===== Material for this exercise =====
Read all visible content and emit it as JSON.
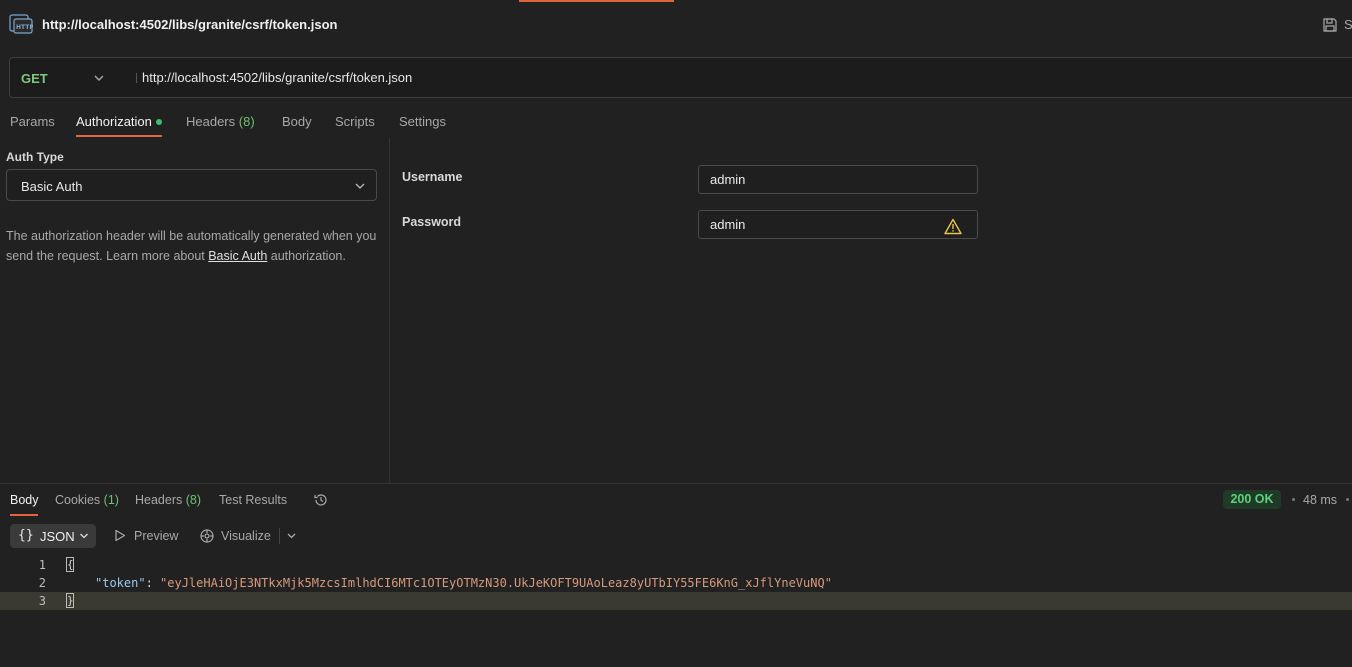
{
  "title": {
    "url": "http://localhost:4502/libs/granite/csrf/token.json",
    "save_label": "S"
  },
  "request": {
    "method": "GET",
    "url": "http://localhost:4502/libs/granite/csrf/token.json"
  },
  "tabs": {
    "params": "Params",
    "authorization": "Authorization",
    "headers": "Headers",
    "headers_count": "(8)",
    "body": "Body",
    "scripts": "Scripts",
    "settings": "Settings"
  },
  "auth": {
    "type_label": "Auth Type",
    "type_value": "Basic Auth",
    "desc_1": "The authorization header will be automatically generated when you send the request. Learn more about ",
    "desc_link": "Basic Auth",
    "desc_2": " authorization.",
    "username_label": "Username",
    "username_value": "admin",
    "password_label": "Password",
    "password_value": "admin"
  },
  "response": {
    "tabs": {
      "body": "Body",
      "cookies": "Cookies",
      "cookies_count": "(1)",
      "headers": "Headers",
      "headers_count": "(8)",
      "test_results": "Test Results"
    },
    "status": "200 OK",
    "time": "48 ms",
    "format": "JSON",
    "preview": "Preview",
    "visualize": "Visualize",
    "lines": [
      "1",
      "2",
      "3"
    ],
    "json_key": "\"token\"",
    "json_value": "\"eyJleHAiOjE3NTkxMjk5MzcsImlhdCI6MTc1OTEyOTMzN30.UkJeKOFT9UAoLeaz8yUTbIY55FE6KnG_xJflYneVuNQ\""
  },
  "colors": {
    "accent": "#e0653f",
    "method_get": "#7ec87e",
    "status_ok": "#5fd07a"
  }
}
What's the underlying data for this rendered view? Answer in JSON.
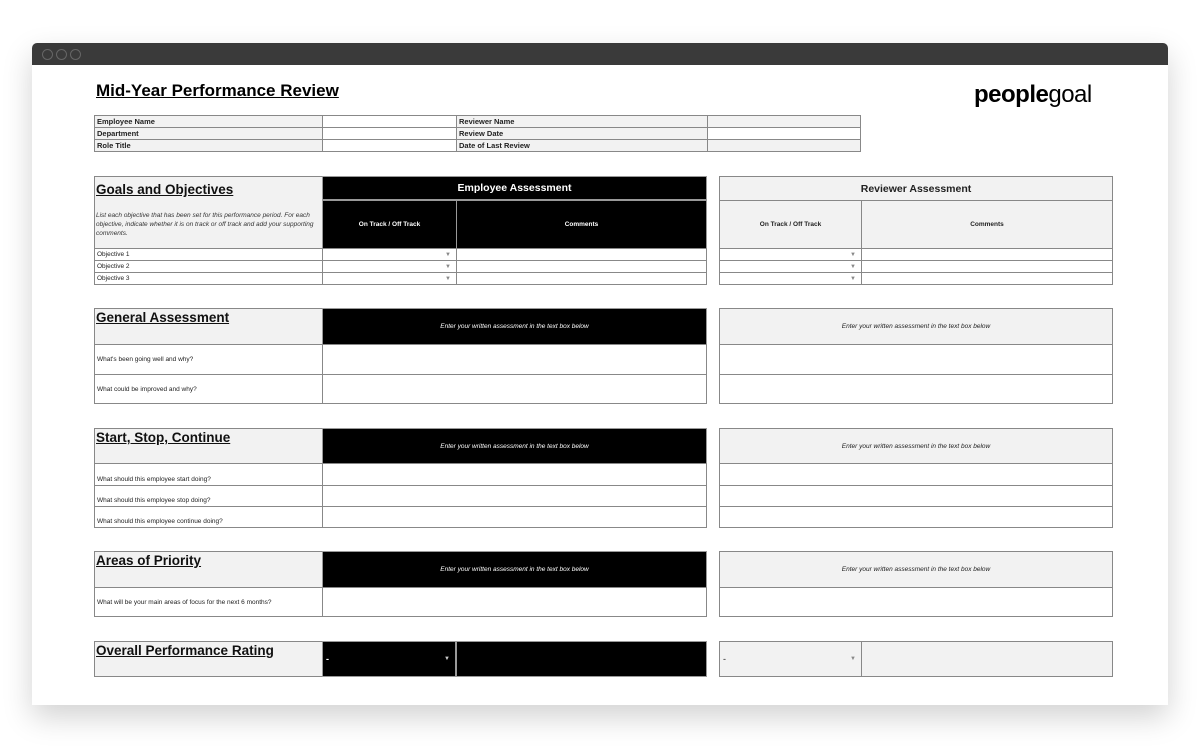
{
  "title": "Mid-Year Performance Review",
  "logo": {
    "bold": "people",
    "light": "goal"
  },
  "info": {
    "employee_name": "Employee Name",
    "department": "Department",
    "role_title": "Role Title",
    "reviewer_name": "Reviewer Name",
    "review_date": "Review Date",
    "date_last_review": "Date of Last Review"
  },
  "employee_assessment": "Employee Assessment",
  "reviewer_assessment": "Reviewer Assessment",
  "goals": {
    "title": "Goals and Objectives",
    "description": "List each objective that has been set for this performance period. For each objective, indicate whether it is on track or off track and add your supporting comments.",
    "col_status": "On Track / Off Track",
    "col_comments": "Comments",
    "objectives": [
      "Objective 1",
      "Objective 2",
      "Objective 3"
    ]
  },
  "prompt": "Enter your written assessment in the text box below",
  "general": {
    "title": "General Assessment",
    "questions": [
      "What's been going well and why?",
      "What could be improved and why?"
    ]
  },
  "ssc": {
    "title": "Start, Stop, Continue",
    "questions": [
      "What should this employee start doing?",
      "What should this employee stop doing?",
      "What should this employee continue doing?"
    ]
  },
  "priority": {
    "title": "Areas of Priority",
    "questions": [
      "What will be your main areas of focus for the next 6 months?"
    ]
  },
  "overall": {
    "title": "Overall Performance Rating",
    "employee_value": "-",
    "reviewer_value": "-"
  }
}
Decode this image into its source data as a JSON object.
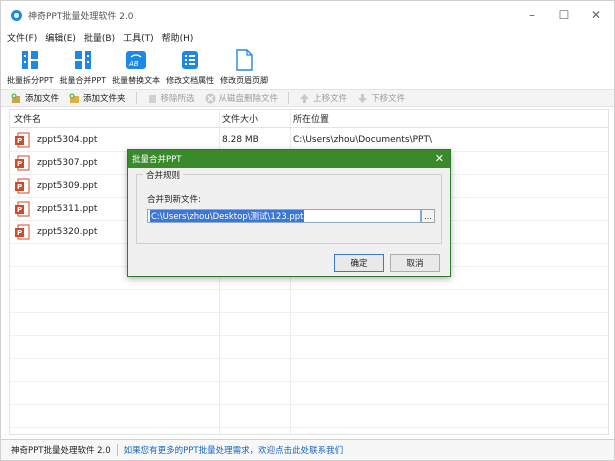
{
  "window": {
    "title": "神奇PPT批量处理软件 2.0",
    "controls": {
      "minimize": "–",
      "maximize": "☐",
      "close": "✕"
    }
  },
  "menu": [
    "文件(F)",
    "编辑(E)",
    "批量(B)",
    "工具(T)",
    "帮助(H)"
  ],
  "ribbon": [
    {
      "label": "批量拆分PPT",
      "icon": "split-icon"
    },
    {
      "label": "批量合并PPT",
      "icon": "merge-icon"
    },
    {
      "label": "批量替换文本",
      "icon": "replace-text-icon"
    },
    {
      "label": "修改文档属性",
      "icon": "doc-properties-icon"
    },
    {
      "label": "修改页眉页脚",
      "icon": "header-footer-icon"
    }
  ],
  "toolbar": {
    "add_file": "添加文件",
    "add_folder": "添加文件夹",
    "remove_selected": "移除所选",
    "delete_from_disk": "从磁盘删除文件",
    "move_up": "上移文件",
    "move_down": "下移文件"
  },
  "table": {
    "headers": [
      "文件名",
      "文件大小",
      "所在位置"
    ],
    "rows": [
      {
        "name": "zppt5304.ppt",
        "size": "8.28 MB",
        "path": "C:\\Users\\zhou\\Documents\\PPT\\"
      },
      {
        "name": "zppt5307.ppt",
        "size": "",
        "path": ""
      },
      {
        "name": "zppt5309.ppt",
        "size": "",
        "path": ""
      },
      {
        "name": "zppt5311.ppt",
        "size": "",
        "path": ""
      },
      {
        "name": "zppt5320.ppt",
        "size": "",
        "path": ""
      }
    ]
  },
  "dialog": {
    "title": "批量合并PPT",
    "group_label": "合并规则",
    "field_label": "合并到新文件:",
    "path_value": "C:\\Users\\zhou\\Desktop\\测试\\123.ppt",
    "browse": "...",
    "ok": "确定",
    "cancel": "取消"
  },
  "status": {
    "app": "神奇PPT批量处理软件 2.0",
    "message": "如果您有更多的PPT批量处理需求，欢迎点击此处联系我们"
  },
  "colors": {
    "accent": "#1e88e5",
    "dialog_title": "#3a8a2c",
    "link": "#1565c0",
    "selection": "#3d77d6"
  }
}
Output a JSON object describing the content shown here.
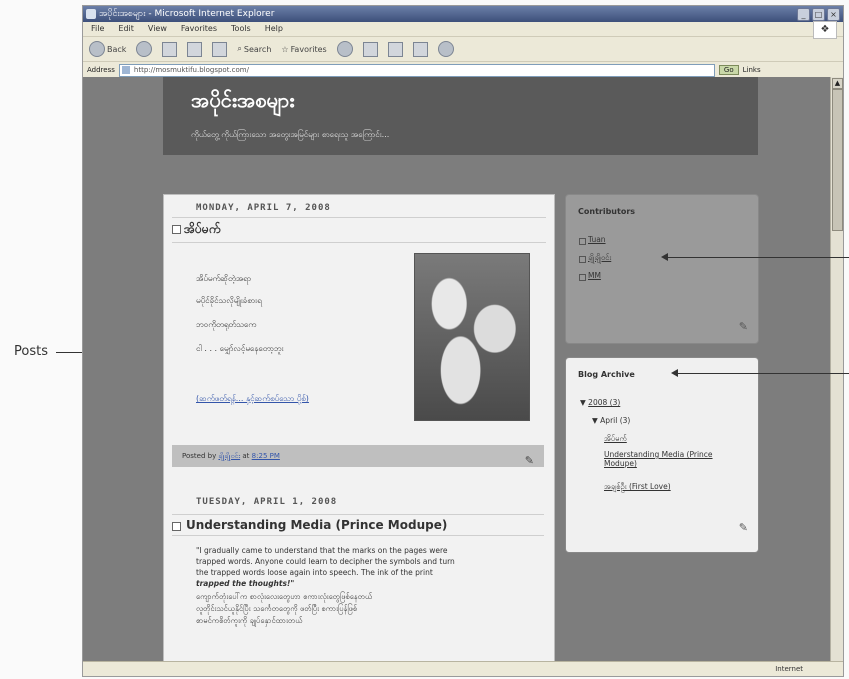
=====
» Exercise description: Repeat everything in the records precisely. Images are excluded from the copy.

» Result of this task:
Read all visible content and emit it as JSON.
{
  "title": {
    "url": "http://localhost:4502/libs/granite/csrf/token.json",
    "save_label": "S"
  },
  "request": {
    "method": "GET",
    "url": "http://localhost:4502/libs/granite/csrf/token.json"
  },
  "tabs": {
    "params": "Params",
    "authorization": "Authorization",
    "headers": "Headers",
    "headers_count": "(8)",
    "body": "Body",
    "scripts": "Scripts",
    "settings": "Settings"
  },
  "auth": {
    "type_label": "Auth Type",
    "type_value": "Basic Auth",
    "desc_1": "The authorization header will be automatically generated when you send the request. Learn more about ",
    "desc_link": "Basic Auth",
    "desc_2": " authorization.",
    "username_label": "Username",
    "username_value": "admin",
    "password_label": "Password",
    "password_value": "admin"
  },
  "response": {
    "tabs": {
      "body": "Body",
      "cookies": "Cookies",
      "cookies_count": "(1)",
      "headers": "Headers",
      "headers_count": "(8)",
      "test_results": "Test Results"
    },
    "status": "200 OK",
    "time": "48 ms",
    "format": "JSON",
    "preview": "Preview",
    "visualize": "Visualize",
    "lines": [
      "1",
      "2",
      "3"
    ],
    "json_key": "\"token\"",
    "json_value": "\"eyJleHAiOjE3NTkxMjk5MzcsImlhdCI6MTc1OTEyOTMzN30.UkJeKOFT9UAoLeaz8yUTbIY55FE6KnG_xJflYneVuNQ\""
  },
  "colors": {
    "accent": "#e0653f",
    "method_get": "#7ec87e",
    "status_ok": "#5fd07a"
  }
}
What's the underlying data for this rendered view? Answer in JSON.
{
  "title": "Mid-Year Performance Review",
  "logo": {
    "bold": "people",
    "light": "goal"
  },
  "info": {
    "employee_name": "Employee Name",
    "department": "Department",
    "role_title": "Role Title",
    "reviewer_name": "Reviewer Name",
    "review_date": "Review Date",
    "date_last_review": "Date of Last Review"
  },
  "employee_assessment": "Employee Assessment",
  "reviewer_assessment": "Reviewer Assessment",
  "goals": {
    "title": "Goals and Objectives",
    "description": "List each objective that has been set for this performance period. For each objective, indicate whether it is on track or off track and add your supporting comments.",
    "col_status": "On Track / Off Track",
    "col_comments": "Comments",
    "objectives": [
      "Objective 1",
      "Objective 2",
      "Objective 3"
    ]
  },
  "prompt": "Enter your written assessment in the text box below",
  "general": {
    "title": "General Assessment",
    "questions": [
      "What's been going well and why?",
      "What could be improved and why?"
    ]
  },
  "ssc": {
    "title": "Start, Stop, Continue",
    "questions": [
      "What should this employee start doing?",
      "What should this employee stop doing?",
      "What should this employee continue doing?"
    ]
  },
  "priority": {
    "title": "Areas of Priority",
    "questions": [
      "What will be your main areas of focus for the next 6 months?"
    ]
  },
  "overall": {
    "title": "Overall Performance Rating",
    "employee_value": "-",
    "reviewer_value": "-"
  }
}
Decode this image into its source data as a JSON object.
{
  "window": {
    "title": "神奇PPT批量处理软件 2.0",
    "controls": {
      "minimize": "–",
      "maximize": "☐",
      "close": "✕"
    }
  },
  "menu": [
    "文件(F)",
    "编辑(E)",
    "批量(B)",
    "工具(T)",
    "帮助(H)"
  ],
  "ribbon": [
    {
      "label": "批量拆分PPT",
      "icon": "split-icon"
    },
    {
      "label": "批量合并PPT",
      "icon": "merge-icon"
    },
    {
      "label": "批量替换文本",
      "icon": "replace-text-icon"
    },
    {
      "label": "修改文档属性",
      "icon": "doc-properties-icon"
    },
    {
      "label": "修改页眉页脚",
      "icon": "header-footer-icon"
    }
  ],
  "toolbar": {
    "add_file": "添加文件",
    "add_folder": "添加文件夹",
    "remove_selected": "移除所选",
    "delete_from_disk": "从磁盘删除文件",
    "move_up": "上移文件",
    "move_down": "下移文件"
  },
  "table": {
    "headers": [
      "文件名",
      "文件大小",
      "所在位置"
    ],
    "rows": [
      {
        "name": "zppt5304.ppt",
        "size": "8.28 MB",
        "path": "C:\\Users\\zhou\\Documents\\PPT\\"
      },
      {
        "name": "zppt5307.ppt",
        "size": "",
        "path": ""
      },
      {
        "name": "zppt5309.ppt",
        "size": "",
        "path": ""
      },
      {
        "name": "zppt5311.ppt",
        "size": "",
        "path": ""
      },
      {
        "name": "zppt5320.ppt",
        "size": "",
        "path": ""
      }
    ]
  },
  "dialog": {
    "title": "批量合并PPT",
    "group_label": "合并规则",
    "field_label": "合并到新文件:",
    "path_value": "C:\\Users\\zhou\\Desktop\\测试\\123.ppt",
    "browse": "...",
    "ok": "确定",
    "cancel": "取消"
  },
  "status": {
    "app": "神奇PPT批量处理软件 2.0",
    "message": "如果您有更多的PPT批量处理需求，欢迎点击此处联系我们"
  },
  "colors": {
    "accent": "#1e88e5",
    "dialog_title": "#3a8a2c",
    "link": "#1565c0",
    "selection": "#3d77d6"
  }
}
Output a JSON object describing the content shown here.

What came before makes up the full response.